-------- Data shown --------
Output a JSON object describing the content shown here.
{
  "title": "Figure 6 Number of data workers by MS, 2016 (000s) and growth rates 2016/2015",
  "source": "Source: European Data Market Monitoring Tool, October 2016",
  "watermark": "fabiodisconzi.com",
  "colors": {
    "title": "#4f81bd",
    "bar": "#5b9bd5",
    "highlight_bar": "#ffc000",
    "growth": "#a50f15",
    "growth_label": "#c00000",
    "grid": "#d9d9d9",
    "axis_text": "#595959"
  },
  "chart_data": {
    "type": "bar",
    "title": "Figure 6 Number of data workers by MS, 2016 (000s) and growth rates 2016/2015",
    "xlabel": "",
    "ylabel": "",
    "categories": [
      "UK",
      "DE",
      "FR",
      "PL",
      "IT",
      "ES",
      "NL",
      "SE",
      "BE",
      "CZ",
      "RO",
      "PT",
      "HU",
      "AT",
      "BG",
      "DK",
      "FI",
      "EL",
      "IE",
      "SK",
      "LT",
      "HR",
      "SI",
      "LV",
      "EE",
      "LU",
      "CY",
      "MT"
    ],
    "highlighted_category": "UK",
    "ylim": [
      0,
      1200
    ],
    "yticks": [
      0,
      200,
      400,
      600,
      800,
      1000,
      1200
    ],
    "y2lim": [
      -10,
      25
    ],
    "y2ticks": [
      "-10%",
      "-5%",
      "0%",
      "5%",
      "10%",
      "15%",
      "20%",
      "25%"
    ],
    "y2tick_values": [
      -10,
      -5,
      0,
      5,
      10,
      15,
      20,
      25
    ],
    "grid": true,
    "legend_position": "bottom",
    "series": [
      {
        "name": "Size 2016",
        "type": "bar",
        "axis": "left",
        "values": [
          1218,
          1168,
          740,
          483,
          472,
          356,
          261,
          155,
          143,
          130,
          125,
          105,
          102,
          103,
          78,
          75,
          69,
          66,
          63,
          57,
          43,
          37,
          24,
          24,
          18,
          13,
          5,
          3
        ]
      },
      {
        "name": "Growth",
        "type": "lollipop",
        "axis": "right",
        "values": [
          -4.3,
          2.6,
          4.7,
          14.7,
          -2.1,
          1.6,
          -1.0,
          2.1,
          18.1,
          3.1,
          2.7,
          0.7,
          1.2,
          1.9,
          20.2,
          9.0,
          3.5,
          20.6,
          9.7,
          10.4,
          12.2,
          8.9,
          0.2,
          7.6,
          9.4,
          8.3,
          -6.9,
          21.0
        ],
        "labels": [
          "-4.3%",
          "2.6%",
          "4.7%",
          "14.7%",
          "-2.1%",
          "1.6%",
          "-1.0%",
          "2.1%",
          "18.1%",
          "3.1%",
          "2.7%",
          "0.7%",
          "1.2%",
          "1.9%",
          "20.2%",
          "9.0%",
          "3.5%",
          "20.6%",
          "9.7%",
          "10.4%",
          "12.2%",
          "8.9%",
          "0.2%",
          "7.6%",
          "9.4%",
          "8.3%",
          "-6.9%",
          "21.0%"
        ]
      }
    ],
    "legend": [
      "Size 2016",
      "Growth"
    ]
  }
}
--------
● Requirement
Transcribe every entry verbatim.

● Finished exercise
Output a JSON object describing the content shown here.
{
  "title": "Figure 6 Number of data workers by MS, 2016 (000s) and growth rates 2016/2015",
  "source": "Source: European Data Market Monitoring Tool, October 2016",
  "watermark": "fabiodisconzi.com",
  "colors": {
    "title": "#4f81bd",
    "bar": "#5b9bd5",
    "highlight_bar": "#ffc000",
    "growth": "#a50f15",
    "growth_label": "#c00000",
    "grid": "#d9d9d9",
    "axis_text": "#595959"
  },
  "chart_data": {
    "type": "bar",
    "title": "Figure 6 Number of data workers by MS, 2016 (000s) and growth rates 2016/2015",
    "xlabel": "",
    "ylabel": "",
    "categories": [
      "UK",
      "DE",
      "FR",
      "PL",
      "IT",
      "ES",
      "NL",
      "SE",
      "BE",
      "CZ",
      "RO",
      "PT",
      "HU",
      "AT",
      "BG",
      "DK",
      "FI",
      "EL",
      "IE",
      "SK",
      "LT",
      "HR",
      "SI",
      "LV",
      "EE",
      "LU",
      "CY",
      "MT"
    ],
    "highlighted_category": "UK",
    "ylim": [
      0,
      1200
    ],
    "yticks": [
      0,
      200,
      400,
      600,
      800,
      1000,
      1200
    ],
    "y2lim": [
      -10,
      25
    ],
    "y2ticks": [
      "-10%",
      "-5%",
      "0%",
      "5%",
      "10%",
      "15%",
      "20%",
      "25%"
    ],
    "y2tick_values": [
      -10,
      -5,
      0,
      5,
      10,
      15,
      20,
      25
    ],
    "grid": true,
    "legend_position": "bottom",
    "series": [
      {
        "name": "Size 2016",
        "type": "bar",
        "axis": "left",
        "values": [
          1218,
          1168,
          740,
          483,
          472,
          356,
          261,
          155,
          143,
          130,
          125,
          105,
          102,
          103,
          78,
          75,
          69,
          66,
          63,
          57,
          43,
          37,
          24,
          24,
          18,
          13,
          5,
          3
        ]
      },
      {
        "name": "Growth",
        "type": "lollipop",
        "axis": "right",
        "values": [
          -4.3,
          2.6,
          4.7,
          14.7,
          -2.1,
          1.6,
          -1.0,
          2.1,
          18.1,
          3.1,
          2.7,
          0.7,
          1.2,
          1.9,
          20.2,
          9.0,
          3.5,
          20.6,
          9.7,
          10.4,
          12.2,
          8.9,
          0.2,
          7.6,
          9.4,
          8.3,
          -6.9,
          21.0
        ],
        "labels": [
          "-4.3%",
          "2.6%",
          "4.7%",
          "14.7%",
          "-2.1%",
          "1.6%",
          "-1.0%",
          "2.1%",
          "18.1%",
          "3.1%",
          "2.7%",
          "0.7%",
          "1.2%",
          "1.9%",
          "20.2%",
          "9.0%",
          "3.5%",
          "20.6%",
          "9.7%",
          "10.4%",
          "12.2%",
          "8.9%",
          "0.2%",
          "7.6%",
          "9.4%",
          "8.3%",
          "-6.9%",
          "21.0%"
        ]
      }
    ],
    "legend": [
      "Size 2016",
      "Growth"
    ]
  }
}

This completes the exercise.